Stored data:

------------------------

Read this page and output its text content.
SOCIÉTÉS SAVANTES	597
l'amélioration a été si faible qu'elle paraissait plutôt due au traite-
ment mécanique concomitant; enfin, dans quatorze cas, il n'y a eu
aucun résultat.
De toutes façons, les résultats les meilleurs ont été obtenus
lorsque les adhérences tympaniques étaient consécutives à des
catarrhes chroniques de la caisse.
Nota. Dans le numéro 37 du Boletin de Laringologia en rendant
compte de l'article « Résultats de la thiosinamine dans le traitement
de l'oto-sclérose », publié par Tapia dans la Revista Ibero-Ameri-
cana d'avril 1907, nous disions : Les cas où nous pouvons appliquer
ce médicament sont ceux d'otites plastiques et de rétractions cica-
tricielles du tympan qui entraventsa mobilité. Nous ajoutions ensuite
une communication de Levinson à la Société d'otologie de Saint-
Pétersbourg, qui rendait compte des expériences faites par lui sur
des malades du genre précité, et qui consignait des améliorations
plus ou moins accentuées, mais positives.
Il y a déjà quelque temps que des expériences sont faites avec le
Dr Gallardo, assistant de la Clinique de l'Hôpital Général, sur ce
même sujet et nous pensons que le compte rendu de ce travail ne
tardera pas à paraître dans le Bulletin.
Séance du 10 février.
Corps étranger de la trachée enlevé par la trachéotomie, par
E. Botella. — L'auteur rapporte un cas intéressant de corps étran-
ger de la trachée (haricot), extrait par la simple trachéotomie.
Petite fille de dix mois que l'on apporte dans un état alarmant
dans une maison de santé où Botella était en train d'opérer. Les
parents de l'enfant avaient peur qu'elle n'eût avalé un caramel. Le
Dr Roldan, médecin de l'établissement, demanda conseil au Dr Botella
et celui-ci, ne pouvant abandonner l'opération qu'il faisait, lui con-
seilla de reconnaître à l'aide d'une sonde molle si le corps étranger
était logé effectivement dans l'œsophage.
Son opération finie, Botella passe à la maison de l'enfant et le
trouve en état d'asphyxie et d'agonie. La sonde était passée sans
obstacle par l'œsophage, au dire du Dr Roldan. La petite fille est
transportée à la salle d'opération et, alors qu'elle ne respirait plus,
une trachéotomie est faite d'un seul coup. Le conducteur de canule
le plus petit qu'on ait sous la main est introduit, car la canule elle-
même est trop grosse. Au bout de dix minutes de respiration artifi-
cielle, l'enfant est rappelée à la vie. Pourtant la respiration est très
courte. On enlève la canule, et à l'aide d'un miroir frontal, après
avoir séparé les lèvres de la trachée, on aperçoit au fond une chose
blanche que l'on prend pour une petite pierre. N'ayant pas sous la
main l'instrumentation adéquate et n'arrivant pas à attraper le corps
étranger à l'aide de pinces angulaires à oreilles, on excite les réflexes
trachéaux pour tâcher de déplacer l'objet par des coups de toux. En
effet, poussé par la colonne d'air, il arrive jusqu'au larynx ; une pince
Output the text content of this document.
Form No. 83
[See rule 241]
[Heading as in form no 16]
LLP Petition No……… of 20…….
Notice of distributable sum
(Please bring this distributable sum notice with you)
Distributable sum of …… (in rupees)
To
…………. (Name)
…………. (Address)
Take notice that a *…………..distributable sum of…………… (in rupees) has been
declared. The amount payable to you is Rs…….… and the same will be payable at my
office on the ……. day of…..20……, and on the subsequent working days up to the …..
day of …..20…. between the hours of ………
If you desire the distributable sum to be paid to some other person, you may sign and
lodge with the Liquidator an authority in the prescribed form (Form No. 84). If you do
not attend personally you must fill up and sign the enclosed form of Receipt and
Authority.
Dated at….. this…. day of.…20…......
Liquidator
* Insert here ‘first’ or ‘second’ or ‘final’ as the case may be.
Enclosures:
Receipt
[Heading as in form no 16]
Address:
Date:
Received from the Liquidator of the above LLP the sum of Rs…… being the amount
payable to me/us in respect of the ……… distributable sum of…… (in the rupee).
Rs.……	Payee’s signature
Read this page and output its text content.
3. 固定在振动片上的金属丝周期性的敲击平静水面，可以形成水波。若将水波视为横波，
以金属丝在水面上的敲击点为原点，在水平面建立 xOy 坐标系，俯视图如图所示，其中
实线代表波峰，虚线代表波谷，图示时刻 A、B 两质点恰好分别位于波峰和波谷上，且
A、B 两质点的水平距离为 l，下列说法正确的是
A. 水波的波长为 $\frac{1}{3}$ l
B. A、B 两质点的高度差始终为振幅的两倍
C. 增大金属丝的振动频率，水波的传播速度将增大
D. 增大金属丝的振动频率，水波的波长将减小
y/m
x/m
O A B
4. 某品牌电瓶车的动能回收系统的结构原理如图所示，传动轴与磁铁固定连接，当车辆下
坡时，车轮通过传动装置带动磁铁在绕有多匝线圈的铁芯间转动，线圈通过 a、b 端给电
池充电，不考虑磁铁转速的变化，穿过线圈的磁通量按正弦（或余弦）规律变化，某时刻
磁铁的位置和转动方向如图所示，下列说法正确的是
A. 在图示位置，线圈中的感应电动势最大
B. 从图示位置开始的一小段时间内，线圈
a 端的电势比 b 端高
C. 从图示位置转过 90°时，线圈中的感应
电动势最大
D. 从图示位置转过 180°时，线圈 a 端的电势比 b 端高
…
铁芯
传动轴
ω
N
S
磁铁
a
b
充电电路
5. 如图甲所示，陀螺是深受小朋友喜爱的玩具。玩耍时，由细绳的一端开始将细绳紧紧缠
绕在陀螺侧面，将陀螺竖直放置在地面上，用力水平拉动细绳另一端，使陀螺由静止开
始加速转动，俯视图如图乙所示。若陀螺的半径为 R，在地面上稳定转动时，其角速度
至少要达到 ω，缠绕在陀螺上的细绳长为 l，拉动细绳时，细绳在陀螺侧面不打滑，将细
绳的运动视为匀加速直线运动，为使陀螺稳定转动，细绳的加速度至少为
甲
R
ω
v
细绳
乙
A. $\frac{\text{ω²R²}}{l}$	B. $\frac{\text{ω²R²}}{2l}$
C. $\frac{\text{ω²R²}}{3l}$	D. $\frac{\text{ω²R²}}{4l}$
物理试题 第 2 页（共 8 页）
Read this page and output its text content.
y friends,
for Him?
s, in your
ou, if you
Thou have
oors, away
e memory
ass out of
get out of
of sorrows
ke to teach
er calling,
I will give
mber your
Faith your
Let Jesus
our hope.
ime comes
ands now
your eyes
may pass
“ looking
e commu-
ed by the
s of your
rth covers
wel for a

------------------------

• Your task
Look for the word "aide" and return every line where it occurs.

• Task answer
seilla de reconnaître à l'aide d'une sonde molle si le corps étranger
courte. On enlève la canule, et à l'aide d'un miroir frontal, après
étranger à l'aide de pinces angulaires à oreilles, on excite les réflexes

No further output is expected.